(Saved data entries)
--------
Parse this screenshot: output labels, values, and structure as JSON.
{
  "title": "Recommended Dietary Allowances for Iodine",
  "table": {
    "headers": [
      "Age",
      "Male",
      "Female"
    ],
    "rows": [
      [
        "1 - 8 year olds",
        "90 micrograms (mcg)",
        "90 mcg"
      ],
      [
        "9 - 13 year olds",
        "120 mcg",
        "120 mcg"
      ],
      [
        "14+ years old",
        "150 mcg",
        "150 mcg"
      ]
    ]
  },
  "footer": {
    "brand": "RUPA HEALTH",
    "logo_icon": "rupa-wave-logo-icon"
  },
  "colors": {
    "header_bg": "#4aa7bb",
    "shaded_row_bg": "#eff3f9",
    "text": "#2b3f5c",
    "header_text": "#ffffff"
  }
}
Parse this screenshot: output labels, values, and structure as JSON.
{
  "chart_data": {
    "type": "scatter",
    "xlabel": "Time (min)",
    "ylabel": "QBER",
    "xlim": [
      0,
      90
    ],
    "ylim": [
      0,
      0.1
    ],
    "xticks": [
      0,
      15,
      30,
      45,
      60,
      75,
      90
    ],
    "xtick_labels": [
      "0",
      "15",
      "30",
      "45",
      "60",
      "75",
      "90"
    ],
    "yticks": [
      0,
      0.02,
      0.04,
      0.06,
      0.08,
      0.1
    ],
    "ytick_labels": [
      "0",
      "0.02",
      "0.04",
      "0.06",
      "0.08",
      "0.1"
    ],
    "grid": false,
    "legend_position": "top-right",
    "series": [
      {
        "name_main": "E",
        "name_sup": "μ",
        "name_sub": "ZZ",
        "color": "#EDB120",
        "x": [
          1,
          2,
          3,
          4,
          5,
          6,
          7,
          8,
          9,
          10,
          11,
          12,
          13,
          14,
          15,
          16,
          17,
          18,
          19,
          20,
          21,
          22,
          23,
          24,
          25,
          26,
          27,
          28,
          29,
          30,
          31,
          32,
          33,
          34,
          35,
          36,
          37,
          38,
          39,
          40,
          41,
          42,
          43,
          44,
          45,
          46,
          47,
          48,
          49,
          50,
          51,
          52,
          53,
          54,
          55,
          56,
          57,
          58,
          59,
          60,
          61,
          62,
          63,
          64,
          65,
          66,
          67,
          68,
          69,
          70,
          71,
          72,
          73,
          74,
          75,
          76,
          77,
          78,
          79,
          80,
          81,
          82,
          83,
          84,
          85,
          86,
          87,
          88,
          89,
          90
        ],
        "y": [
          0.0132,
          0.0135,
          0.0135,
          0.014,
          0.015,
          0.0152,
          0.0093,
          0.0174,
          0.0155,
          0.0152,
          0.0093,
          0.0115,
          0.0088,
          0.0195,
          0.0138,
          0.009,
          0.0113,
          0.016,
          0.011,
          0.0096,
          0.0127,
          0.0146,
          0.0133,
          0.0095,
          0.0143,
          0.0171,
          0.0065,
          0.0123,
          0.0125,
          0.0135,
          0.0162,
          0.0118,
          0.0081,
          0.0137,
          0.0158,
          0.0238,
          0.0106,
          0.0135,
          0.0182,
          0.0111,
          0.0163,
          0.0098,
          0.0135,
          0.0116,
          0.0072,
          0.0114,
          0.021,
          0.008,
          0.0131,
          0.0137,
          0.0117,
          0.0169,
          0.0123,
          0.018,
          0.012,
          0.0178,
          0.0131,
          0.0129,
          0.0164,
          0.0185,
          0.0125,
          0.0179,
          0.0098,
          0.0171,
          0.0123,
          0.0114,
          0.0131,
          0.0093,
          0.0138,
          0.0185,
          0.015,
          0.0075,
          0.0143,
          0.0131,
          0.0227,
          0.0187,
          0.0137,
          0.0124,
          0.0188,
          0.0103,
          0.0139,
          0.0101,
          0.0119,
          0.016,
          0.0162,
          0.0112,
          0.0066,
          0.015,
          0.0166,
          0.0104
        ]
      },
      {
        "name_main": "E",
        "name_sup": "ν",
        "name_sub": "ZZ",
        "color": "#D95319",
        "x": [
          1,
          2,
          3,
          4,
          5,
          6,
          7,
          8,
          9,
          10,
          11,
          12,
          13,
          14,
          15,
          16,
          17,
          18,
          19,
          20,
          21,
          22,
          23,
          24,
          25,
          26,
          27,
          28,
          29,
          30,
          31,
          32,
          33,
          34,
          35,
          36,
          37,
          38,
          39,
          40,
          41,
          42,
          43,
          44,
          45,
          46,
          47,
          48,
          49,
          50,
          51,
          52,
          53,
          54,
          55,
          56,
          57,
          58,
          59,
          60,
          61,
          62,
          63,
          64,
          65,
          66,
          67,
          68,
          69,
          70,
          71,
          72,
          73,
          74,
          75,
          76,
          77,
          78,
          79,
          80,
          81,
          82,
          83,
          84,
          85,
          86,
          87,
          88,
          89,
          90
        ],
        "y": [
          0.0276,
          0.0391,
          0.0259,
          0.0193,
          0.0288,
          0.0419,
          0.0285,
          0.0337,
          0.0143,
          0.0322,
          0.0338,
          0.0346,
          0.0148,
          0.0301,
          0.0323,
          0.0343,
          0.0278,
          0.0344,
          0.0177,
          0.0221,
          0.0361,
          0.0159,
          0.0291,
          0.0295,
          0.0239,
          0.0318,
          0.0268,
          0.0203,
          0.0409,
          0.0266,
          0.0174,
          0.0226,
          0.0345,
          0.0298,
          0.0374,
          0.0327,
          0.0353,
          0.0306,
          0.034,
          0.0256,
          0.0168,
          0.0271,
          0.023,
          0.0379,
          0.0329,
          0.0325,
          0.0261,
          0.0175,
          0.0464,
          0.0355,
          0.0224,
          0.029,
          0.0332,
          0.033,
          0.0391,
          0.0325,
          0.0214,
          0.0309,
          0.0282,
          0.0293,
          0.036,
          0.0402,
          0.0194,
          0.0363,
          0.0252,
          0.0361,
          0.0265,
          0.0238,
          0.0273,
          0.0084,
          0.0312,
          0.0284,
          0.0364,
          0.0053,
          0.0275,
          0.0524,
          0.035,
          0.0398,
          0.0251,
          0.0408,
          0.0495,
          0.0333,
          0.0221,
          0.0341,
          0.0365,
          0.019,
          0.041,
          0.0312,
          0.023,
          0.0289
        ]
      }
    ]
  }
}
--------
TASK | Retype the material in full. Each word must match.

RESPONSE FOR THIS EXERCISE |
Parse this screenshot: output labels, values, and structure as JSON.
{
  "title": "Recommended Dietary Allowances for Iodine",
  "table": {
    "headers": [
      "Age",
      "Male",
      "Female"
    ],
    "rows": [
      [
        "1 - 8 year olds",
        "90 micrograms (mcg)",
        "90 mcg"
      ],
      [
        "9 - 13 year olds",
        "120 mcg",
        "120 mcg"
      ],
      [
        "14+ years old",
        "150 mcg",
        "150 mcg"
      ]
    ]
  },
  "footer": {
    "brand": "RUPA HEALTH",
    "logo_icon": "rupa-wave-logo-icon"
  },
  "colors": {
    "header_bg": "#4aa7bb",
    "shaded_row_bg": "#eff3f9",
    "text": "#2b3f5c",
    "header_text": "#ffffff"
  }
}
Parse this screenshot: output labels, values, and structure as JSON.
{
  "chart_data": {
    "type": "scatter",
    "xlabel": "Time (min)",
    "ylabel": "QBER",
    "xlim": [
      0,
      90
    ],
    "ylim": [
      0,
      0.1
    ],
    "xticks": [
      0,
      15,
      30,
      45,
      60,
      75,
      90
    ],
    "xtick_labels": [
      "0",
      "15",
      "30",
      "45",
      "60",
      "75",
      "90"
    ],
    "yticks": [
      0,
      0.02,
      0.04,
      0.06,
      0.08,
      0.1
    ],
    "ytick_labels": [
      "0",
      "0.02",
      "0.04",
      "0.06",
      "0.08",
      "0.1"
    ],
    "grid": false,
    "legend_position": "top-right",
    "series": [
      {
        "name_main": "E",
        "name_sup": "μ",
        "name_sub": "ZZ",
        "color": "#EDB120",
        "x": [
          1,
          2,
          3,
          4,
          5,
          6,
          7,
          8,
          9,
          10,
          11,
          12,
          13,
          14,
          15,
          16,
          17,
          18,
          19,
          20,
          21,
          22,
          23,
          24,
          25,
          26,
          27,
          28,
          29,
          30,
          31,
          32,
          33,
          34,
          35,
          36,
          37,
          38,
          39,
          40,
          41,
          42,
          43,
          44,
          45,
          46,
          47,
          48,
          49,
          50,
          51,
          52,
          53,
          54,
          55,
          56,
          57,
          58,
          59,
          60,
          61,
          62,
          63,
          64,
          65,
          66,
          67,
          68,
          69,
          70,
          71,
          72,
          73,
          74,
          75,
          76,
          77,
          78,
          79,
          80,
          81,
          82,
          83,
          84,
          85,
          86,
          87,
          88,
          89,
          90
        ],
        "y": [
          0.0132,
          0.0135,
          0.0135,
          0.014,
          0.015,
          0.0152,
          0.0093,
          0.0174,
          0.0155,
          0.0152,
          0.0093,
          0.0115,
          0.0088,
          0.0195,
          0.0138,
          0.009,
          0.0113,
          0.016,
          0.011,
          0.0096,
          0.0127,
          0.0146,
          0.0133,
          0.0095,
          0.0143,
          0.0171,
          0.0065,
          0.0123,
          0.0125,
          0.0135,
          0.0162,
          0.0118,
          0.0081,
          0.0137,
          0.0158,
          0.0238,
          0.0106,
          0.0135,
          0.0182,
          0.0111,
          0.0163,
          0.0098,
          0.0135,
          0.0116,
          0.0072,
          0.0114,
          0.021,
          0.008,
          0.0131,
          0.0137,
          0.0117,
          0.0169,
          0.0123,
          0.018,
          0.012,
          0.0178,
          0.0131,
          0.0129,
          0.0164,
          0.0185,
          0.0125,
          0.0179,
          0.0098,
          0.0171,
          0.0123,
          0.0114,
          0.0131,
          0.0093,
          0.0138,
          0.0185,
          0.015,
          0.0075,
          0.0143,
          0.0131,
          0.0227,
          0.0187,
          0.0137,
          0.0124,
          0.0188,
          0.0103,
          0.0139,
          0.0101,
          0.0119,
          0.016,
          0.0162,
          0.0112,
          0.0066,
          0.015,
          0.0166,
          0.0104
        ]
      },
      {
        "name_main": "E",
        "name_sup": "ν",
        "name_sub": "ZZ",
        "color": "#D95319",
        "x": [
          1,
          2,
          3,
          4,
          5,
          6,
          7,
          8,
          9,
          10,
          11,
          12,
          13,
          14,
          15,
          16,
          17,
          18,
          19,
          20,
          21,
          22,
          23,
          24,
          25,
          26,
          27,
          28,
          29,
          30,
          31,
          32,
          33,
          34,
          35,
          36,
          37,
          38,
          39,
          40,
          41,
          42,
          43,
          44,
          45,
          46,
          47,
          48,
          49,
          50,
          51,
          52,
          53,
          54,
          55,
          56,
          57,
          58,
          59,
          60,
          61,
          62,
          63,
          64,
          65,
          66,
          67,
          68,
          69,
          70,
          71,
          72,
          73,
          74,
          75,
          76,
          77,
          78,
          79,
          80,
          81,
          82,
          83,
          84,
          85,
          86,
          87,
          88,
          89,
          90
        ],
        "y": [
          0.0276,
          0.0391,
          0.0259,
          0.0193,
          0.0288,
          0.0419,
          0.0285,
          0.0337,
          0.0143,
          0.0322,
          0.0338,
          0.0346,
          0.0148,
          0.0301,
          0.0323,
          0.0343,
          0.0278,
          0.0344,
          0.0177,
          0.0221,
          0.0361,
          0.0159,
          0.0291,
          0.0295,
          0.0239,
          0.0318,
          0.0268,
          0.0203,
          0.0409,
          0.0266,
          0.0174,
          0.0226,
          0.0345,
          0.0298,
          0.0374,
          0.0327,
          0.0353,
          0.0306,
          0.034,
          0.0256,
          0.0168,
          0.0271,
          0.023,
          0.0379,
          0.0329,
          0.0325,
          0.0261,
          0.0175,
          0.0464,
          0.0355,
          0.0224,
          0.029,
          0.0332,
          0.033,
          0.0391,
          0.0325,
          0.0214,
          0.0309,
          0.0282,
          0.0293,
          0.036,
          0.0402,
          0.0194,
          0.0363,
          0.0252,
          0.0361,
          0.0265,
          0.0238,
          0.0273,
          0.0084,
          0.0312,
          0.0284,
          0.0364,
          0.0053,
          0.0275,
          0.0524,
          0.035,
          0.0398,
          0.0251,
          0.0408,
          0.0495,
          0.0333,
          0.0221,
          0.0341,
          0.0365,
          0.019,
          0.041,
          0.0312,
          0.023,
          0.0289
        ]
      }
    ]
  }
}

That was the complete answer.